# Estratto del documento
····················

Senza passato non c’è futuro. Ne ci sarebbe un presente. Senza passato é evidente che nulla sarebbe. È questo lo sanno bene i grandi marchi che hanno vinto nei più importanti circuiti mondiali. E lo sanno spiegare senza renderlo cosi noioso
Al momento ogni categoria sportiva è dominata da marchi storici, con i migliori pedigree immaginabili e i background più disparati, ma perfettamente conservati anzi accresciuti nel tempo. Pensiamo a mercedes, Ferrari, Porsche, Toyota. Perfino nella formula E sono i marchi storici a prevalere, a dominare e, in fin dei conti, a guadagnarci. Eppure una volta erano anche loro dei novellini, in compagnia di altri novellini. Quando la storia non andava semplicemente scritta, andava pensata, iniziata e programmata. Passarono 47 anni dalla prima 24 ore alla prima vittoria Porsche: ne son passati 48 da quella data a oggi. Il tempo vola e trascina con se le auto e i loro produttori. Spazza via una casa automobilistica dopo l’altra: delle 22 case che hanno vinto sul celebre circuito moltissime sono fallite almeno una volta, altre ancora non esistono semplicemente più.
È incredibile pensare alla quantità di persone, di tempo, di energie utilizzate in 95 anni per arrivare ad alzare la tanto ambita coppa, per riuscire a percorrere più metri possibili in un tempo tutto sommato brevissimo considerando lo sforzo. E che fine ha fatto tutto quell’impegno? Tutte quelle energie? Tutte le persone, le idee, il denaro? Perché anche di denaro si tratta, di una vera montagna. Ford spese una cifra mostruosa per battere Ferrari. E lo stesso fece Porsche per battere Ford.

····················

[Estratto del dataset]
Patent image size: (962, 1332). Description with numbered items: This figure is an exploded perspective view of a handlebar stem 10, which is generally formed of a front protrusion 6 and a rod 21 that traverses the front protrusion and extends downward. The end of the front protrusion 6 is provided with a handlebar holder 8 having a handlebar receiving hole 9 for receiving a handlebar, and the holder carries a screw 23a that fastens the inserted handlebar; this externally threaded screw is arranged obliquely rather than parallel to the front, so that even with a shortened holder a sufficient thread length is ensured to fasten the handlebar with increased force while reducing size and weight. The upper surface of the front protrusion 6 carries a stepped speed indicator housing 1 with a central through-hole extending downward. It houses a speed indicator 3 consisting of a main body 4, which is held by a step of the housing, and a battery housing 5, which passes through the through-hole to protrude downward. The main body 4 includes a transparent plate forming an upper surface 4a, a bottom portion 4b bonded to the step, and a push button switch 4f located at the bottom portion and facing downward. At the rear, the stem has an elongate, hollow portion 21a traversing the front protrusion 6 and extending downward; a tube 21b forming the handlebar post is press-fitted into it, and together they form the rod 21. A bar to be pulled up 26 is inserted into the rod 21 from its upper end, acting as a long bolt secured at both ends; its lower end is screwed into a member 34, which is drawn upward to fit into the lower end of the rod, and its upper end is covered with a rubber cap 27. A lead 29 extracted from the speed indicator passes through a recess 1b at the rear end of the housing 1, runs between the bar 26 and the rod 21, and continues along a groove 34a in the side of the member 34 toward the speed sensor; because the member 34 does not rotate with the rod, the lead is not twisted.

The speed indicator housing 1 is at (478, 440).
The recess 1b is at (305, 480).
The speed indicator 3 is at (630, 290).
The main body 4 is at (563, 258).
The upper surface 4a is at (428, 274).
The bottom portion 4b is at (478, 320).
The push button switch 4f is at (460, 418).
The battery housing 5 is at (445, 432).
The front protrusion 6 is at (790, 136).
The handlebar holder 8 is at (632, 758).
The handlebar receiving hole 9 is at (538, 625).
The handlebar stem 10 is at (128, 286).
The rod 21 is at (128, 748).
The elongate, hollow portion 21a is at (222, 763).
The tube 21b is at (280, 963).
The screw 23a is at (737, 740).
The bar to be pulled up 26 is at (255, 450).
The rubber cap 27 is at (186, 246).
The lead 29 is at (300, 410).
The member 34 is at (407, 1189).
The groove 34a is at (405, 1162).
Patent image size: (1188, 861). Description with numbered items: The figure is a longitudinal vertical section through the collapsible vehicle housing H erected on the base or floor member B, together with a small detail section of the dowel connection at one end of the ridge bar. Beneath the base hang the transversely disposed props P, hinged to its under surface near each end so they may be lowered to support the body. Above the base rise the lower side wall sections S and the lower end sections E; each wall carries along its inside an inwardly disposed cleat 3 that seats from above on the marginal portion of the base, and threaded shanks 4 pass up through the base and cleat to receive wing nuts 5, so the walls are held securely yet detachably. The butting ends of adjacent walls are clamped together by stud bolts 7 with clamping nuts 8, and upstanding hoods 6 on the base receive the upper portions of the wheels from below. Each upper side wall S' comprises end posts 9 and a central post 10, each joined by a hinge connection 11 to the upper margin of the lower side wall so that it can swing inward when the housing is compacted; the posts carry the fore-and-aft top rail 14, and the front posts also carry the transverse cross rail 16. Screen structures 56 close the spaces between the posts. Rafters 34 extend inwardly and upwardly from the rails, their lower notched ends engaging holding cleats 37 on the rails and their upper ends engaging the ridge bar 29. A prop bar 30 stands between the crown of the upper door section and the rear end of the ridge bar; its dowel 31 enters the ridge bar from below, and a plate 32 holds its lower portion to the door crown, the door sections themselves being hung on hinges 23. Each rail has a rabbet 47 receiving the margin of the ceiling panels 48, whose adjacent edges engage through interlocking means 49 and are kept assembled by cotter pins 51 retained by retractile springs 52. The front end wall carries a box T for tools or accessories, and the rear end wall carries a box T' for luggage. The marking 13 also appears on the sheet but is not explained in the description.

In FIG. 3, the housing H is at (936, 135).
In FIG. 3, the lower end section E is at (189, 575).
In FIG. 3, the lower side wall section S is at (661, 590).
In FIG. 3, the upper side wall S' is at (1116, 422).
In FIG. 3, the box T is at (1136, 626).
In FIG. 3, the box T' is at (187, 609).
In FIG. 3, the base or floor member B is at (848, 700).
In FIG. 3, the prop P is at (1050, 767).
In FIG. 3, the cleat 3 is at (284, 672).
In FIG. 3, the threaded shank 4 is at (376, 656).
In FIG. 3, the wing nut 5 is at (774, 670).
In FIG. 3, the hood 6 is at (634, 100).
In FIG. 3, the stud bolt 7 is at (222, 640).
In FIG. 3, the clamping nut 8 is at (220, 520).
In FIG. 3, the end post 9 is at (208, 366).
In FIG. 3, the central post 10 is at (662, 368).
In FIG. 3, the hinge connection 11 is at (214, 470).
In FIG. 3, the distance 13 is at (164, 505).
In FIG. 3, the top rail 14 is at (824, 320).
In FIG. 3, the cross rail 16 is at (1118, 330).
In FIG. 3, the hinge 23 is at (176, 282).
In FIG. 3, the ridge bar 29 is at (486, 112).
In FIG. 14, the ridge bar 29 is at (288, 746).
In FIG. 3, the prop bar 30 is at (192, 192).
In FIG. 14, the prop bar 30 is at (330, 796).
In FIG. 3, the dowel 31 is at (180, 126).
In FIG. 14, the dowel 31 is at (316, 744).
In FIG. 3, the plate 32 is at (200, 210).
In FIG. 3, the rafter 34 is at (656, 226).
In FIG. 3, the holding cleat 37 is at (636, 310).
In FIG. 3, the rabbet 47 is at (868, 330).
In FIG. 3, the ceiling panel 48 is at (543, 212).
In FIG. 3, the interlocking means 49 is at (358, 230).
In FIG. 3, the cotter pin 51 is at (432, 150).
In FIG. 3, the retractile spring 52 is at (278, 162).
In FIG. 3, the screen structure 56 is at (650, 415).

····················

# Obiettivo 1
Riporta per intero il testo sui marchi storici delle corse automobilistiche, senza cambiare nulla.
# Obiettivo 2
Disponi come CSV a due colonne, "testo" e "risposta", la parte dell'elenco che inizia dalla riga contenente "Patent image size: (1188, 861)." e termina con la riga contenente "In FIG. 3, the lower end", entrambe incluse. Metti una riga per ogni testo con la sua risposta, ciascuno in un campo tra virgolette, con gli a capo sostituiti da spazi.

# Risultato completo 1
Senza passato non c’è futuro. Ne ci sarebbe un presente. Senza passato é evidente che nulla sarebbe. È questo lo sanno bene i grandi marchi che hanno vinto nei più importanti circuiti mondiali. E lo sanno spiegare senza renderlo cosi noioso
Al momento ogni categoria sportiva è dominata da marchi storici, con i migliori pedigree immaginabili e i background più disparati, ma perfettamente conservati anzi accresciuti nel tempo. Pensiamo a mercedes, Ferrari, Porsche, Toyota. Perfino nella formula E sono i marchi storici a prevalere, a dominare e, in fin dei conti, a guadagnarci. Eppure una volta erano anche loro dei novellini, in compagnia di altri novellini. Quando la storia non andava semplicemente scritta, andava pensata, iniziata e programmata. Passarono 47 anni dalla prima 24 ore alla prima vittoria Porsche: ne son passati 48 da quella data a oggi. Il tempo vola e trascina con se le auto e i loro produttori. Spazza via una casa automobilistica dopo l’altra: delle 22 case che hanno vinto sul celebre circuito moltissime sono fallite almeno una volta, altre ancora non esistono semplicemente più.
È incredibile pensare alla quantità di persone, di tempo, di energie utilizzate in 95 anni per arrivare ad alzare la tanto ambita coppa, per riuscire a percorrere più metri possibili in un tempo tutto sommato brevissimo considerando lo sforzo. E che fine ha fatto tutto quell’impegno? Tutte quelle energie? Tutte le persone, le idee, il denaro? Perché anche di denaro si tratta, di una vera montagna. Ford spese una cifra mostruosa per battere Ferrari. E lo stesso fece Porsche per battere Ford.

# Risultato completo 2
testo,risposta
"Patent image size: (1188, 861). Description with numbered items: The figure is a longitudinal vertical section through the collapsible vehicle housing H erected on the base or floor member B, together with a small detail section of the dowel connection at one end of the ridge bar. Beneath the base hang the transversely disposed props P, hinged to its under surface near each end so they may be lowered to support the body. Above the base rise the lower side wall sections S and the lower end sections E; each wall carries along its inside an inwardly disposed cleat 3 that seats from above on the marginal portion of the base, and threaded shanks 4 pass up through the base and cleat to receive wing nuts 5, so the walls are held securely yet detachably. The butting ends of adjacent walls are clamped together by stud bolts 7 with clamping nuts 8, and upstanding hoods 6 on the base receive the upper portions of the wheels from below. Each upper side wall S' comprises end posts 9 and a central post 10, each joined by a hinge connection 11 to the upper margin of the lower side wall so that it can swing inward when the housing is compacted; the posts carry the fore-and-aft top rail 14, and the front posts also carry the transverse cross rail 16. Screen structures 56 close the spaces between the posts. Rafters 34 extend inwardly and upwardly from the rails, their lower notched ends engaging holding cleats 37 on the rails and their upper ends engaging the ridge bar 29. A prop bar 30 stands between the crown of the upper door section and the rear end of the ridge bar; its dowel 31 enters the ridge bar from below, and a plate 32 holds its lower portion to the door crown, the door sections themselves being hung on hinges 23. Each rail has a rabbet 47 receiving the margin of the ceiling panels 48, whose adjacent edges engage through interlocking means 49 and are kept assembled by cotter pins 51 retained by retractile springs 52. The front end wall carries a box T for tools or accessories, and the rear end wall carries a box T' for luggage. The marking 13 also appears on the sheet but is not explained in the description.","In FIG. 3, the housing H is at (936, 135). In FIG. 3, the lower end section E is at (189, 575)."